▶ CHALLENGE
Collect each line of the entries that holds the string "legend".

▶ DATA SUPPLIED

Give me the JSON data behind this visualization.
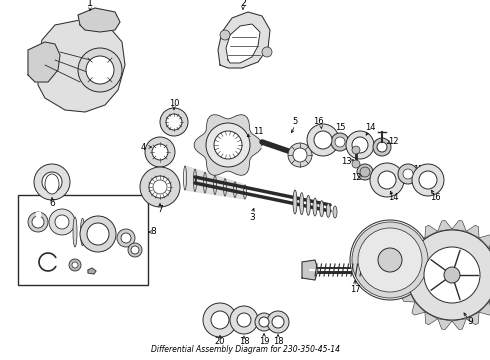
{
  "title": "Differential Assembly Diagram for 230-350-45-14",
  "bg_color": "#ffffff",
  "line_color": "#2a2a2a",
  "fig_width": 4.9,
  "fig_height": 3.6,
  "dpi": 100
}
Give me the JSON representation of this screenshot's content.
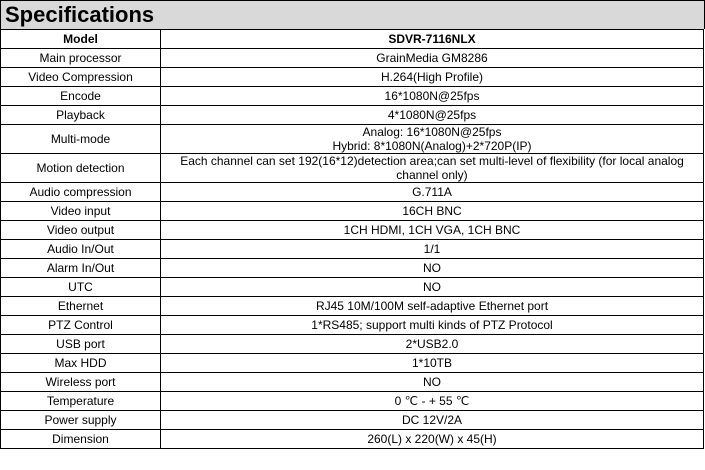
{
  "title": "Specifications",
  "table": {
    "header": [
      "Model",
      "SDVR-7116NLX"
    ],
    "rows": [
      [
        "Main processor",
        "GrainMedia GM8286"
      ],
      [
        "Video Compression",
        "H.264(High Profile)"
      ],
      [
        "Encode",
        "16*1080N@25fps"
      ],
      [
        "Playback",
        "4*1080N@25fps"
      ],
      [
        "Multi-mode",
        [
          "Analog: 16*1080N@25fps",
          "Hybrid: 8*1080N(Analog)+2*720P(IP)"
        ]
      ],
      [
        "Motion detection",
        "Each channel can set 192(16*12)detection area;can set multi-level of flexibility (for local analog channel only)"
      ],
      [
        "Audio compression",
        "G.711A"
      ],
      [
        "Video input",
        "16CH BNC"
      ],
      [
        "Video output",
        "1CH HDMI, 1CH VGA, 1CH BNC"
      ],
      [
        "Audio In/Out",
        "1/1"
      ],
      [
        "Alarm In/Out",
        "NO"
      ],
      [
        "UTC",
        "NO"
      ],
      [
        "Ethernet",
        "RJ45 10M/100M self-adaptive Ethernet port"
      ],
      [
        "PTZ Control",
        "1*RS485; support multi kinds of PTZ Protocol"
      ],
      [
        "USB port",
        "2*USB2.0"
      ],
      [
        "Max HDD",
        "1*10TB"
      ],
      [
        "Wireless port",
        "NO"
      ],
      [
        "Temperature",
        "0 ℃ - + 55 ℃"
      ],
      [
        "Power supply",
        "DC 12V/2A"
      ],
      [
        "Dimension",
        "260(L) x 220(W) x 45(H)"
      ]
    ]
  }
}
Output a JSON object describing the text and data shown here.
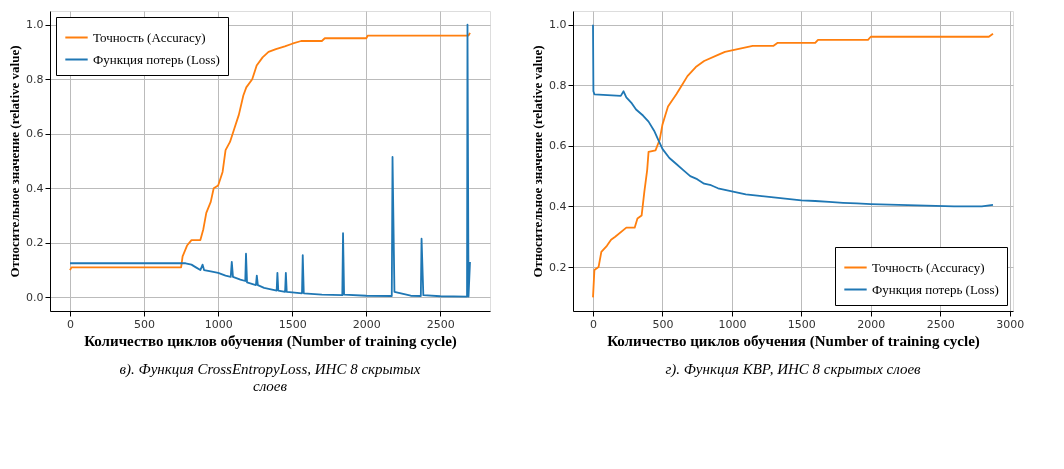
{
  "chart_data": [
    {
      "type": "line",
      "xlabel": "Количество циклов обучения (Number of training cycle)",
      "ylabel": "Относительное значение (relative value)",
      "annotations": [
        "в). Функция CrossEntropyLoss, ИНС 8 скрытых слоев"
      ],
      "xlim": [
        -135,
        2835
      ],
      "ylim": [
        -0.05,
        1.05
      ],
      "xticks": [
        0,
        500,
        1000,
        1500,
        2000,
        2500
      ],
      "yticks": [
        {
          "value": 0,
          "label": "0.0"
        },
        {
          "value": 0.2,
          "label": "0.2"
        },
        {
          "value": 0.4,
          "label": "0.4"
        },
        {
          "value": 0.6,
          "label": "0.6"
        },
        {
          "value": 0.8,
          "label": "0.8"
        },
        {
          "value": 1,
          "label": "1.0"
        }
      ],
      "grid": true,
      "legend": "top left",
      "marker": "none",
      "line_style": "solid",
      "series": [
        {
          "name": "Точность (Accuracy)",
          "color": "#ff7f0e",
          "x": [
            0,
            10,
            750,
            760,
            790,
            820,
            880,
            900,
            920,
            950,
            970,
            1000,
            1030,
            1050,
            1080,
            1110,
            1140,
            1170,
            1190,
            1230,
            1260,
            1300,
            1340,
            1390,
            1450,
            1500,
            1560,
            1700,
            1720,
            2000,
            2010,
            2690,
            2700
          ],
          "values": [
            0.1,
            0.11,
            0.11,
            0.15,
            0.19,
            0.21,
            0.21,
            0.25,
            0.31,
            0.35,
            0.4,
            0.41,
            0.46,
            0.54,
            0.57,
            0.62,
            0.67,
            0.74,
            0.77,
            0.8,
            0.85,
            0.88,
            0.9,
            0.91,
            0.92,
            0.93,
            0.94,
            0.94,
            0.95,
            0.95,
            0.96,
            0.96,
            0.97
          ]
        },
        {
          "name": "Функция потерь (Loss)",
          "color": "#1f77b4",
          "x": [
            0,
            780,
            820,
            850,
            880,
            895,
            905,
            950,
            1000,
            1050,
            1085,
            1092,
            1100,
            1150,
            1183,
            1188,
            1195,
            1255,
            1261,
            1268,
            1310,
            1395,
            1400,
            1406,
            1452,
            1457,
            1463,
            1500,
            1566,
            1571,
            1578,
            1700,
            1838,
            1843,
            1850,
            2000,
            2172,
            2177,
            2190,
            2300,
            2368,
            2373,
            2385,
            2500,
            2680,
            2683,
            2690,
            2700
          ],
          "values": [
            0.125,
            0.125,
            0.12,
            0.11,
            0.1,
            0.12,
            0.1,
            0.095,
            0.09,
            0.08,
            0.075,
            0.13,
            0.075,
            0.065,
            0.06,
            0.16,
            0.055,
            0.045,
            0.08,
            0.045,
            0.035,
            0.025,
            0.09,
            0.025,
            0.02,
            0.09,
            0.02,
            0.018,
            0.015,
            0.155,
            0.015,
            0.01,
            0.008,
            0.235,
            0.01,
            0.006,
            0.005,
            0.515,
            0.02,
            0.006,
            0.005,
            0.215,
            0.008,
            0.004,
            0.003,
            1.0,
            0.003,
            0.13
          ]
        }
      ]
    },
    {
      "type": "line",
      "xlabel": "Количество циклов обучения (Number of training cycle)",
      "ylabel": "Относительное значение (relative value)",
      "annotations": [
        "г). Функция КВР, ИНС 8 скрытых слоев"
      ],
      "xlim": [
        -144,
        3024
      ],
      "ylim": [
        0.055,
        1.045
      ],
      "xticks": [
        0,
        500,
        1000,
        1500,
        2000,
        2500,
        3000
      ],
      "yticks": [
        0.2,
        0.4,
        0.6,
        0.8,
        {
          "value": 1,
          "label": "1.0"
        }
      ],
      "grid": true,
      "legend": "bottom right",
      "marker": "none",
      "line_style": "solid",
      "series": [
        {
          "name": "Точность (Accuracy)",
          "color": "#ff7f0e",
          "x": [
            0,
            10,
            40,
            60,
            100,
            130,
            160,
            240,
            300,
            320,
            350,
            370,
            390,
            400,
            450,
            480,
            500,
            520,
            540,
            600,
            640,
            680,
            740,
            800,
            900,
            950,
            1050,
            1150,
            1300,
            1330,
            1600,
            1620,
            1980,
            2000,
            2850,
            2880
          ],
          "values": [
            0.1,
            0.19,
            0.2,
            0.25,
            0.27,
            0.29,
            0.3,
            0.33,
            0.33,
            0.36,
            0.37,
            0.45,
            0.52,
            0.58,
            0.585,
            0.62,
            0.67,
            0.7,
            0.73,
            0.77,
            0.8,
            0.83,
            0.86,
            0.88,
            0.9,
            0.91,
            0.92,
            0.93,
            0.93,
            0.94,
            0.94,
            0.95,
            0.95,
            0.96,
            0.96,
            0.97
          ]
        },
        {
          "name": "Функция потерь (Loss)",
          "color": "#1f77b4",
          "x": [
            0,
            3,
            10,
            200,
            220,
            240,
            280,
            310,
            360,
            400,
            440,
            470,
            500,
            550,
            600,
            650,
            700,
            750,
            800,
            850,
            900,
            950,
            1000,
            1100,
            1200,
            1300,
            1400,
            1500,
            1600,
            1700,
            1800,
            1900,
            2000,
            2200,
            2400,
            2600,
            2800,
            2880
          ],
          "values": [
            1.0,
            0.78,
            0.77,
            0.765,
            0.78,
            0.76,
            0.74,
            0.72,
            0.7,
            0.68,
            0.65,
            0.62,
            0.59,
            0.56,
            0.54,
            0.52,
            0.5,
            0.49,
            0.475,
            0.47,
            0.46,
            0.455,
            0.45,
            0.44,
            0.435,
            0.43,
            0.425,
            0.42,
            0.418,
            0.415,
            0.412,
            0.41,
            0.408,
            0.405,
            0.403,
            0.4,
            0.4,
            0.405
          ]
        }
      ]
    }
  ]
}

▶ RESPONSE
      "legend": "top left",
      "legend": "bottom right",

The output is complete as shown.